*Job:* Repeat the material exactly, leaving nothing out.

*Records supplied:*
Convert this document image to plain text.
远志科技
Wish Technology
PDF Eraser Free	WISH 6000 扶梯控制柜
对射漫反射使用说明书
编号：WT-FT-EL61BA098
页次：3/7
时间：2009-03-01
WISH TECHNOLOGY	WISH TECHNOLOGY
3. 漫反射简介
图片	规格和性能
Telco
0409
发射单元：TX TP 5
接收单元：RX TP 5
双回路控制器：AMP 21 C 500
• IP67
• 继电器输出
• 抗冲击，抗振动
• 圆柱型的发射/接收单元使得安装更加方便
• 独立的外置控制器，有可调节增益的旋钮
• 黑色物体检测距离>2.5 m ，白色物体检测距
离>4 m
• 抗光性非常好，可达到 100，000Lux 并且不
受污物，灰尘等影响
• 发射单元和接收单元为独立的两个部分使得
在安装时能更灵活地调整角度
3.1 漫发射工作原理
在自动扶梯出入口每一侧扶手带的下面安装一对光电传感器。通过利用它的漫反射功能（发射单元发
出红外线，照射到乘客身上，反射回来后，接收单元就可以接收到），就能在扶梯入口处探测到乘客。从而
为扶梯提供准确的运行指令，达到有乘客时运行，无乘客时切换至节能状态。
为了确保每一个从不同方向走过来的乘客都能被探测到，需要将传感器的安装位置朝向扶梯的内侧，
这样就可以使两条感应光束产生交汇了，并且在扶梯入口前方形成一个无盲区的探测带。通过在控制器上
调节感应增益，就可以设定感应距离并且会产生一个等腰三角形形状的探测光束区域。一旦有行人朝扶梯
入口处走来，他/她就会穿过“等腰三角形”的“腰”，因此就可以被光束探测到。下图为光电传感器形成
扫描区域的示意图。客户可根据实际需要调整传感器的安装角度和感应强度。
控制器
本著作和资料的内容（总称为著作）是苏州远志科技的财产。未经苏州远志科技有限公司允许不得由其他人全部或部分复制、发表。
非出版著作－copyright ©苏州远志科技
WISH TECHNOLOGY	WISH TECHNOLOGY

*Solution to this exercise:*
Convert this document image to plain text.
远志科技
Wish Technology
PDF Eraser Free	WISH 6000 扶梯控制柜
对射漫反射使用说明书
编号：WT-FT-EL61BA098
页次：3/7
时间：2009-03-01
WISH TECHNOLOGY	WISH TECHNOLOGY
3. 漫反射简介
图片	规格和性能
Telco
0409
发射单元：TX TP 5
接收单元：RX TP 5
双回路控制器：AMP 21 C 500
• IP67
• 继电器输出
• 抗冲击，抗振动
• 圆柱型的发射/接收单元使得安装更加方便
• 独立的外置控制器，有可调节增益的旋钮
• 黑色物体检测距离>2.5 m ，白色物体检测距
离>4 m
• 抗光性非常好，可达到 100，000Lux 并且不
受污物，灰尘等影响
• 发射单元和接收单元为独立的两个部分使得
在安装时能更灵活地调整角度
3.1 漫发射工作原理
在自动扶梯出入口每一侧扶手带的下面安装一对光电传感器。通过利用它的漫反射功能（发射单元发
出红外线，照射到乘客身上，反射回来后，接收单元就可以接收到），就能在扶梯入口处探测到乘客。从而
为扶梯提供准确的运行指令，达到有乘客时运行，无乘客时切换至节能状态。
为了确保每一个从不同方向走过来的乘客都能被探测到，需要将传感器的安装位置朝向扶梯的内侧，
这样就可以使两条感应光束产生交汇了，并且在扶梯入口前方形成一个无盲区的探测带。通过在控制器上
调节感应增益，就可以设定感应距离并且会产生一个等腰三角形形状的探测光束区域。一旦有行人朝扶梯
入口处走来，他/她就会穿过“等腰三角形”的“腰”，因此就可以被光束探测到。下图为光电传感器形成
扫描区域的示意图。客户可根据实际需要调整传感器的安装角度和感应强度。
控制器
本著作和资料的内容（总称为著作）是苏州远志科技的财产。未经苏州远志科技有限公司允许不得由其他人全部或部分复制、发表。
非出版著作－copyright ©苏州远志科技
WISH TECHNOLOGY	WISH TECHNOLOGY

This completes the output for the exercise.